Start of Supplied material

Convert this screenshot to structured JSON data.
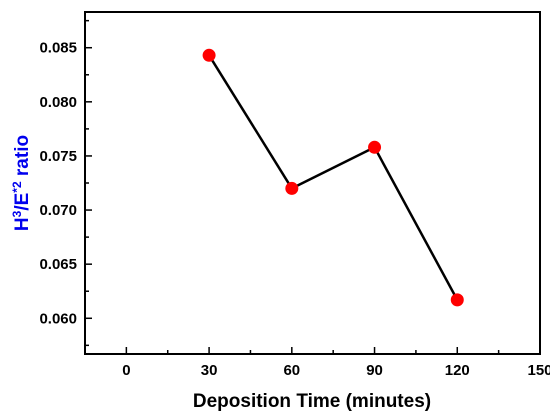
{
  "chart_data": {
    "type": "line",
    "title": "",
    "xlabel": "Deposition Time (minutes)",
    "ylabel": {
      "base1": "H",
      "sup1": "3",
      "base2": "/E",
      "sup2": "*2",
      "rest": " ratio"
    },
    "xlim": [
      -15,
      150
    ],
    "ylim": [
      0.0567,
      0.0883
    ],
    "x_ticks": [
      0,
      30,
      60,
      90,
      120,
      150
    ],
    "x_tick_labels": [
      "0",
      "30",
      "60",
      "90",
      "120",
      "150"
    ],
    "y_ticks": [
      0.06,
      0.065,
      0.07,
      0.075,
      0.08,
      0.085
    ],
    "y_tick_labels": [
      "0.060",
      "0.065",
      "0.070",
      "0.075",
      "0.080",
      "0.085"
    ],
    "grid": false,
    "series": [
      {
        "x": [
          30,
          60,
          90,
          120
        ],
        "y": [
          0.0843,
          0.072,
          0.0758,
          0.0617
        ],
        "line_color": "#000000",
        "marker_color": "#ff0000"
      }
    ],
    "colors": {
      "ylabel": "#0000ee",
      "xlabel": "#000000"
    }
  }
}
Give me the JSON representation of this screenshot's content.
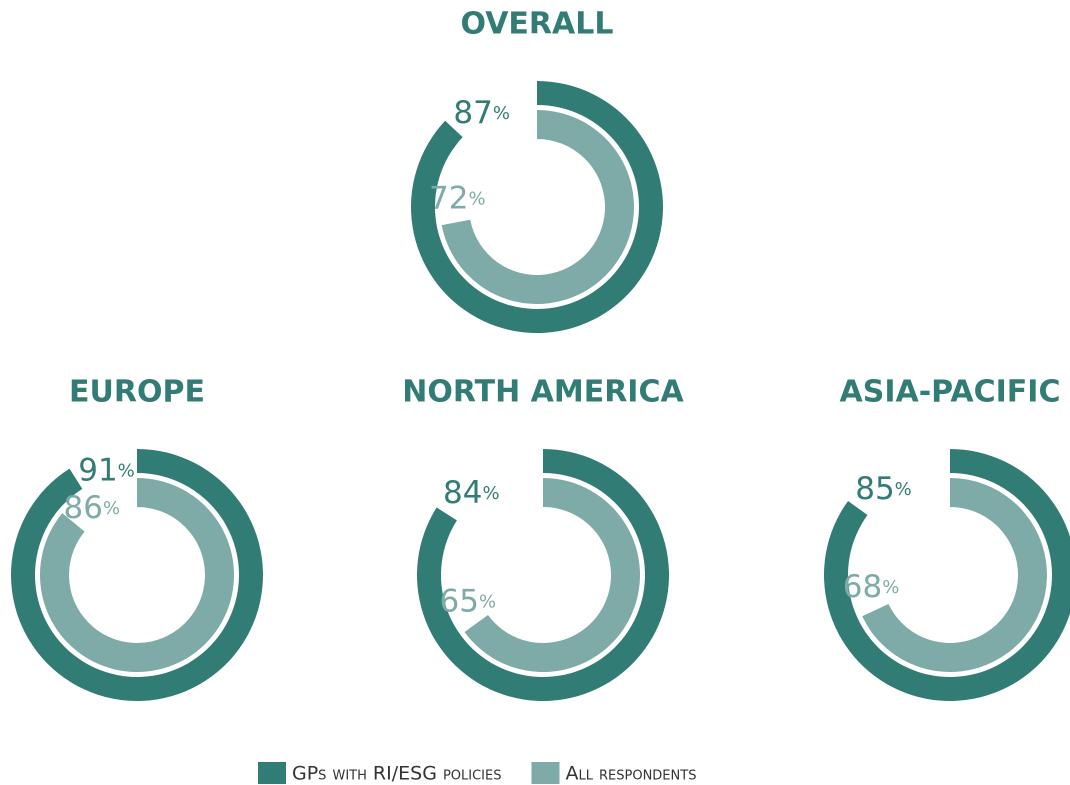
{
  "legend": {
    "items": [
      {
        "name": "GPs with RI/ESG policies",
        "color": "#317c75"
      },
      {
        "name": "All respondents",
        "color": "#7eaba7"
      }
    ]
  },
  "chart_data": [
    {
      "type": "donut",
      "title": "OVERALL",
      "values": [
        87,
        72
      ],
      "value_labels": [
        "87%",
        "72%"
      ]
    },
    {
      "type": "donut",
      "title": "EUROPE",
      "values": [
        91,
        86
      ],
      "value_labels": [
        "91%",
        "86%"
      ]
    },
    {
      "type": "donut",
      "title": "NORTH AMERICA",
      "values": [
        84,
        65
      ],
      "value_labels": [
        "84%",
        "65%"
      ]
    },
    {
      "type": "donut",
      "title": "ASIA-PACIFIC",
      "values": [
        85,
        68
      ],
      "value_labels": [
        "85%",
        "68%"
      ]
    }
  ]
}
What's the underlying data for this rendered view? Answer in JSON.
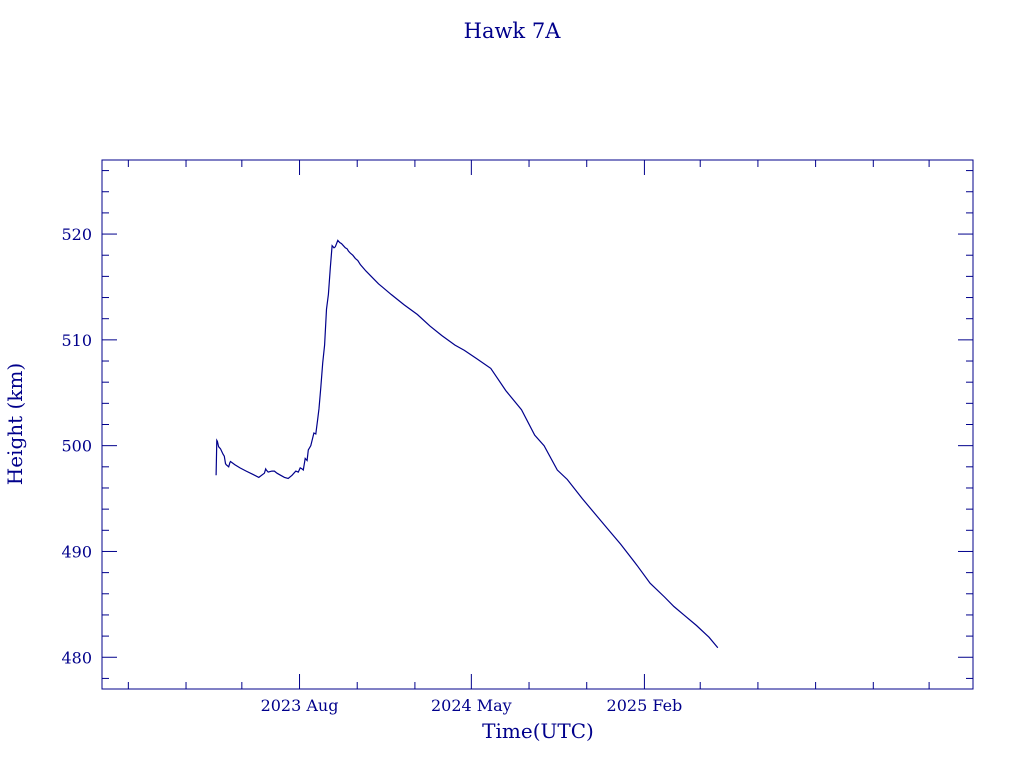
{
  "chart_data": {
    "type": "line",
    "title": "Hawk 7A",
    "xlabel": "Time(UTC)",
    "ylabel": "Height (km)",
    "ylim": [
      477,
      527
    ],
    "xlim": [
      "2022-09-20",
      "2026-07-10"
    ],
    "x_ticks": [
      {
        "date": "2023-08-01",
        "label": "2023 Aug"
      },
      {
        "date": "2024-05-01",
        "label": "2024 May"
      },
      {
        "date": "2025-02-01",
        "label": "2025 Feb"
      }
    ],
    "y_ticks": [
      480,
      490,
      500,
      510,
      520
    ],
    "color": "#00008b",
    "series": [
      {
        "x": [
          "2023-03-21",
          "2023-03-22",
          "2023-03-23",
          "2023-03-25",
          "2023-03-28",
          "2023-04-01",
          "2023-04-03",
          "2023-04-05",
          "2023-04-06",
          "2023-04-10",
          "2023-04-12",
          "2023-04-13",
          "2023-04-20",
          "2023-04-28",
          "2023-05-08",
          "2023-05-18",
          "2023-05-28",
          "2023-06-06",
          "2023-06-08",
          "2023-06-09",
          "2023-06-12",
          "2023-06-18",
          "2023-06-22",
          "2023-06-26",
          "2023-07-02",
          "2023-07-08",
          "2023-07-14",
          "2023-07-20",
          "2023-07-26",
          "2023-07-30",
          "2023-08-02",
          "2023-08-05",
          "2023-08-07",
          "2023-08-10",
          "2023-08-13",
          "2023-08-15",
          "2023-08-19",
          "2023-08-24",
          "2023-08-27",
          "2023-08-30",
          "2023-09-01",
          "2023-09-04",
          "2023-09-07",
          "2023-09-10",
          "2023-09-13",
          "2023-09-16",
          "2023-09-19",
          "2023-09-22",
          "2023-09-25",
          "2023-09-27",
          "2023-10-01",
          "2023-10-04",
          "2023-10-07",
          "2023-10-10",
          "2023-10-13",
          "2023-10-16",
          "2023-10-18",
          "2023-10-21",
          "2023-10-23",
          "2023-10-25",
          "2023-10-29",
          "2023-11-02",
          "2023-11-06",
          "2023-11-15",
          "2023-12-05",
          "2023-12-25",
          "2024-01-15",
          "2024-02-05",
          "2024-02-25",
          "2024-03-15",
          "2024-04-05",
          "2024-04-20",
          "2024-05-10",
          "2024-06-01",
          "2024-06-25",
          "2024-07-20",
          "2024-08-10",
          "2024-08-25",
          "2024-09-15",
          "2024-10-01",
          "2024-10-25",
          "2024-11-15",
          "2024-12-05",
          "2024-12-25",
          "2025-01-20",
          "2025-02-10",
          "2025-03-05",
          "2025-03-20",
          "2025-04-05",
          "2025-04-25",
          "2025-05-15",
          "2025-05-29"
        ],
        "y": [
          497.2,
          500.5,
          500.4,
          499.9,
          499.7,
          499.2,
          499.0,
          498.3,
          498.2,
          498.0,
          498.4,
          498.5,
          498.2,
          497.9,
          497.6,
          497.3,
          497.0,
          497.4,
          497.8,
          497.7,
          497.5,
          497.6,
          497.6,
          497.4,
          497.2,
          497.0,
          496.9,
          497.2,
          497.6,
          497.5,
          497.9,
          497.8,
          497.7,
          498.8,
          498.6,
          499.6,
          500.0,
          501.2,
          501.1,
          502.5,
          503.5,
          505.5,
          507.8,
          509.5,
          512.9,
          514.3,
          516.8,
          518.9,
          518.7,
          518.8,
          519.4,
          519.2,
          519.1,
          518.9,
          518.7,
          518.6,
          518.4,
          518.2,
          518.1,
          518.0,
          517.7,
          517.5,
          517.1,
          516.5,
          515.3,
          514.3,
          513.3,
          512.4,
          511.3,
          510.4,
          509.5,
          509.0,
          508.2,
          507.3,
          505.2,
          503.4,
          501.0,
          500.0,
          497.7,
          496.8,
          495.0,
          493.5,
          492.1,
          490.7,
          488.7,
          487.0,
          485.7,
          484.8,
          484.0,
          483.0,
          481.9,
          480.9
        ]
      }
    ]
  }
}
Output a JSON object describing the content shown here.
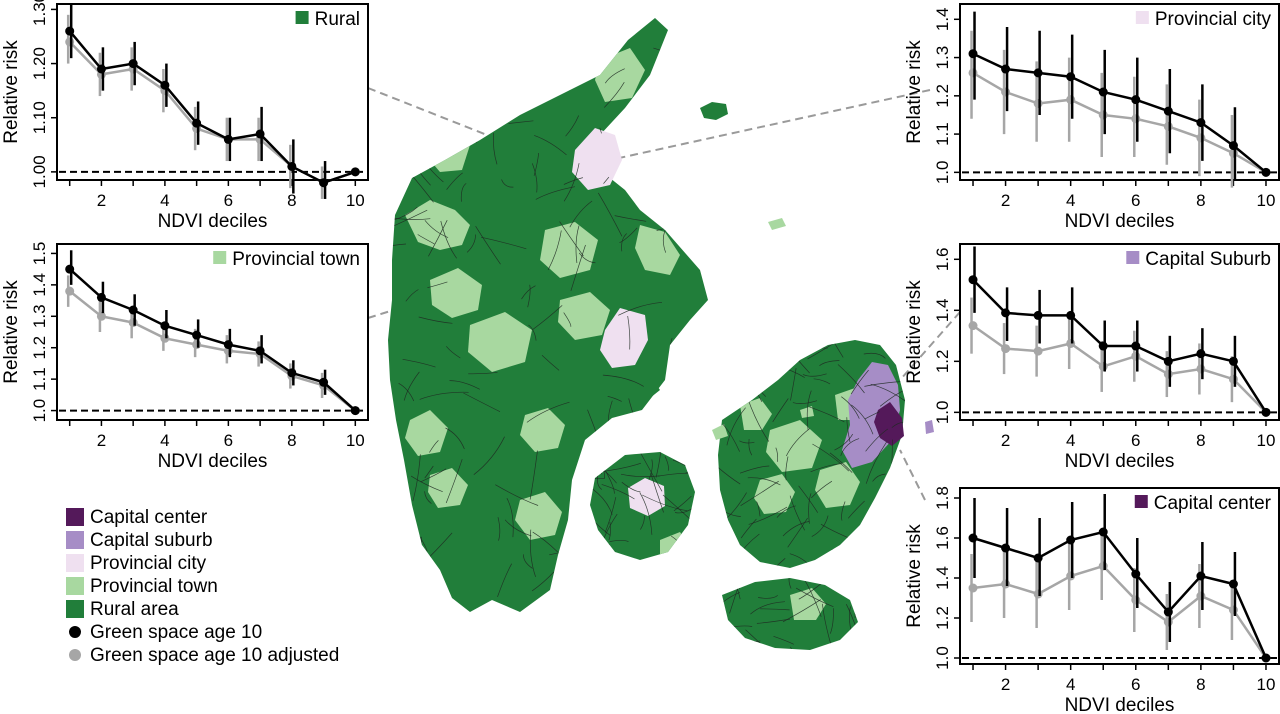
{
  "colors": {
    "capital_center": "#54195a",
    "capital_suburb": "#a68dc6",
    "provincial_city": "#efe0f0",
    "provincial_town": "#a8d8a0",
    "rural": "#217e3a",
    "unadjusted": "#000000",
    "adjusted": "#a6a6a6",
    "connector": "#9a9a9a",
    "road": "#1e2a22"
  },
  "map": {
    "description": "map-of-denmark-by-urbanization",
    "regions": [
      "rural",
      "provincial_town",
      "provincial_city",
      "capital_suburb",
      "capital_center"
    ]
  },
  "legend": {
    "items": [
      {
        "key": "capital_center",
        "label": "Capital center",
        "marker": "square"
      },
      {
        "key": "capital_suburb",
        "label": "Capital suburb",
        "marker": "square"
      },
      {
        "key": "provincial_city",
        "label": "Provincial city",
        "marker": "square"
      },
      {
        "key": "provincial_town",
        "label": "Provincial town",
        "marker": "square"
      },
      {
        "key": "rural",
        "label": "Rural area",
        "marker": "square"
      },
      {
        "key": "unadjusted",
        "label": "Green space age 10",
        "marker": "circle"
      },
      {
        "key": "adjusted",
        "label": "Green space age 10 adjusted",
        "marker": "circle"
      }
    ]
  },
  "chart_data": [
    {
      "id": "rural",
      "type": "line",
      "panel_label": "Rural",
      "swatch": "rural",
      "xlabel": "NDVI deciles",
      "ylabel": "Relative risk",
      "x": [
        1,
        2,
        3,
        4,
        5,
        6,
        7,
        8,
        9,
        10
      ],
      "xticks": [
        2,
        4,
        6,
        8,
        10
      ],
      "xlim": [
        0.6,
        10.4
      ],
      "ylim": [
        0.985,
        1.31
      ],
      "yticks": [
        1.0,
        1.1,
        1.2,
        1.3
      ],
      "ytick_labels": [
        "1.00",
        "1.10",
        "1.20",
        "1.30"
      ],
      "reference_line": 1.0,
      "series": [
        {
          "name": "Green space age 10",
          "color": "unadjusted",
          "values": [
            1.26,
            1.19,
            1.2,
            1.16,
            1.09,
            1.06,
            1.07,
            1.01,
            0.98,
            1.0
          ],
          "lower": [
            1.21,
            1.15,
            1.16,
            1.12,
            1.05,
            1.02,
            1.02,
            0.96,
            0.95,
            1.0
          ],
          "upper": [
            1.31,
            1.23,
            1.24,
            1.2,
            1.13,
            1.1,
            1.12,
            1.06,
            1.02,
            1.0
          ]
        },
        {
          "name": "Green space age 10 adjusted",
          "color": "adjusted",
          "values": [
            1.24,
            1.18,
            1.19,
            1.15,
            1.08,
            1.06,
            1.06,
            1.01,
            0.98,
            1.0
          ],
          "lower": [
            1.2,
            1.14,
            1.15,
            1.11,
            1.04,
            1.02,
            1.02,
            0.97,
            0.95,
            1.0
          ],
          "upper": [
            1.29,
            1.22,
            1.23,
            1.19,
            1.12,
            1.1,
            1.1,
            1.05,
            1.01,
            1.0
          ]
        }
      ]
    },
    {
      "id": "provincial-town",
      "type": "line",
      "panel_label": "Provincial town",
      "swatch": "provincial_town",
      "xlabel": "NDVI deciles",
      "ylabel": "Relative risk",
      "x": [
        1,
        2,
        3,
        4,
        5,
        6,
        7,
        8,
        9,
        10
      ],
      "xticks": [
        2,
        4,
        6,
        8,
        10
      ],
      "xlim": [
        0.6,
        10.4
      ],
      "ylim": [
        0.97,
        1.53
      ],
      "yticks": [
        1.0,
        1.1,
        1.2,
        1.3,
        1.4,
        1.5
      ],
      "ytick_labels": [
        "1.0",
        "1.1",
        "1.2",
        "1.3",
        "1.4",
        "1.5"
      ],
      "reference_line": 1.0,
      "series": [
        {
          "name": "Green space age 10",
          "color": "unadjusted",
          "values": [
            1.45,
            1.36,
            1.32,
            1.27,
            1.24,
            1.21,
            1.19,
            1.12,
            1.09,
            1.0
          ],
          "lower": [
            1.4,
            1.31,
            1.27,
            1.23,
            1.2,
            1.17,
            1.15,
            1.08,
            1.05,
            1.0
          ],
          "upper": [
            1.51,
            1.41,
            1.37,
            1.32,
            1.29,
            1.26,
            1.24,
            1.16,
            1.13,
            1.0
          ]
        },
        {
          "name": "Green space age 10 adjusted",
          "color": "adjusted",
          "values": [
            1.38,
            1.3,
            1.28,
            1.23,
            1.21,
            1.19,
            1.18,
            1.11,
            1.08,
            1.0
          ],
          "lower": [
            1.33,
            1.25,
            1.23,
            1.19,
            1.17,
            1.15,
            1.14,
            1.07,
            1.04,
            1.0
          ],
          "upper": [
            1.43,
            1.35,
            1.33,
            1.28,
            1.26,
            1.24,
            1.22,
            1.15,
            1.12,
            1.0
          ]
        }
      ]
    },
    {
      "id": "provincial-city",
      "type": "line",
      "panel_label": "Provincial city",
      "swatch": "provincial_city",
      "xlabel": "NDVI deciles",
      "ylabel": "Relative risk",
      "x": [
        1,
        2,
        3,
        4,
        5,
        6,
        7,
        8,
        9,
        10
      ],
      "xticks": [
        2,
        4,
        6,
        8,
        10
      ],
      "xlim": [
        0.6,
        10.4
      ],
      "ylim": [
        0.98,
        1.44
      ],
      "yticks": [
        1.0,
        1.1,
        1.2,
        1.3,
        1.4
      ],
      "ytick_labels": [
        "1.0",
        "1.1",
        "1.2",
        "1.3",
        "1.4"
      ],
      "reference_line": 1.0,
      "series": [
        {
          "name": "Green space age 10",
          "color": "unadjusted",
          "values": [
            1.31,
            1.27,
            1.26,
            1.25,
            1.21,
            1.19,
            1.16,
            1.13,
            1.07,
            1.0
          ],
          "lower": [
            1.19,
            1.16,
            1.15,
            1.14,
            1.1,
            1.08,
            1.05,
            1.03,
            0.98,
            1.0
          ],
          "upper": [
            1.42,
            1.38,
            1.37,
            1.36,
            1.32,
            1.3,
            1.27,
            1.23,
            1.17,
            1.0
          ]
        },
        {
          "name": "Green space age 10 adjusted",
          "color": "adjusted",
          "values": [
            1.26,
            1.21,
            1.18,
            1.19,
            1.15,
            1.14,
            1.12,
            1.09,
            1.05,
            1.0
          ],
          "lower": [
            1.14,
            1.1,
            1.08,
            1.08,
            1.04,
            1.04,
            1.02,
            0.99,
            0.96,
            1.0
          ],
          "upper": [
            1.37,
            1.32,
            1.29,
            1.3,
            1.26,
            1.25,
            1.23,
            1.19,
            1.15,
            1.0
          ]
        }
      ]
    },
    {
      "id": "capital-suburb",
      "type": "line",
      "panel_label": "Capital Suburb",
      "swatch": "capital_suburb",
      "xlabel": "NDVI deciles",
      "ylabel": "Relative risk",
      "x": [
        1,
        2,
        3,
        4,
        5,
        6,
        7,
        8,
        9,
        10
      ],
      "xticks": [
        2,
        4,
        6,
        8,
        10
      ],
      "xlim": [
        0.6,
        10.4
      ],
      "ylim": [
        0.97,
        1.66
      ],
      "yticks": [
        1.0,
        1.2,
        1.4,
        1.6
      ],
      "ytick_labels": [
        "1.0",
        "1.2",
        "1.4",
        "1.6"
      ],
      "reference_line": 1.0,
      "series": [
        {
          "name": "Green space age 10",
          "color": "unadjusted",
          "values": [
            1.52,
            1.39,
            1.38,
            1.38,
            1.26,
            1.26,
            1.2,
            1.23,
            1.2,
            1.0
          ],
          "lower": [
            1.39,
            1.28,
            1.27,
            1.27,
            1.16,
            1.16,
            1.1,
            1.13,
            1.1,
            1.0
          ],
          "upper": [
            1.65,
            1.49,
            1.48,
            1.49,
            1.36,
            1.36,
            1.3,
            1.33,
            1.3,
            1.0
          ]
        },
        {
          "name": "Green space age 10 adjusted",
          "color": "adjusted",
          "values": [
            1.34,
            1.25,
            1.24,
            1.27,
            1.18,
            1.22,
            1.15,
            1.17,
            1.13,
            1.0
          ],
          "lower": [
            1.23,
            1.15,
            1.14,
            1.17,
            1.08,
            1.12,
            1.06,
            1.07,
            1.04,
            1.0
          ],
          "upper": [
            1.45,
            1.35,
            1.34,
            1.37,
            1.28,
            1.32,
            1.24,
            1.27,
            1.22,
            1.0
          ]
        }
      ]
    },
    {
      "id": "capital-center",
      "type": "line",
      "panel_label": "Capital center",
      "swatch": "capital_center",
      "xlabel": "NDVI deciles",
      "ylabel": "Relative risk",
      "x": [
        1,
        2,
        3,
        4,
        5,
        6,
        7,
        8,
        9,
        10
      ],
      "xticks": [
        2,
        4,
        6,
        8,
        10
      ],
      "xlim": [
        0.6,
        10.4
      ],
      "ylim": [
        0.97,
        1.85
      ],
      "yticks": [
        1.0,
        1.2,
        1.4,
        1.6,
        1.8
      ],
      "ytick_labels": [
        "1.0",
        "1.2",
        "1.4",
        "1.6",
        "1.8"
      ],
      "reference_line": 1.0,
      "series": [
        {
          "name": "Green space age 10",
          "color": "unadjusted",
          "values": [
            1.6,
            1.55,
            1.5,
            1.59,
            1.63,
            1.42,
            1.23,
            1.41,
            1.37,
            1.0
          ],
          "lower": [
            1.4,
            1.36,
            1.31,
            1.4,
            1.44,
            1.25,
            1.08,
            1.24,
            1.21,
            1.0
          ],
          "upper": [
            1.8,
            1.75,
            1.7,
            1.78,
            1.82,
            1.6,
            1.38,
            1.58,
            1.53,
            1.0
          ]
        },
        {
          "name": "Green space age 10 adjusted",
          "color": "adjusted",
          "values": [
            1.35,
            1.37,
            1.32,
            1.41,
            1.46,
            1.29,
            1.18,
            1.31,
            1.24,
            1.0
          ],
          "lower": [
            1.18,
            1.2,
            1.15,
            1.24,
            1.29,
            1.13,
            1.04,
            1.15,
            1.09,
            1.0
          ],
          "upper": [
            1.52,
            1.54,
            1.49,
            1.58,
            1.63,
            1.45,
            1.32,
            1.47,
            1.39,
            1.0
          ]
        }
      ]
    }
  ]
}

End of Supplied material

Lines that include the word "screenshot" are to be extracted from the data above.

Convert this screenshot to structured JSON data.
Give me the JSON representation of this screenshot's content.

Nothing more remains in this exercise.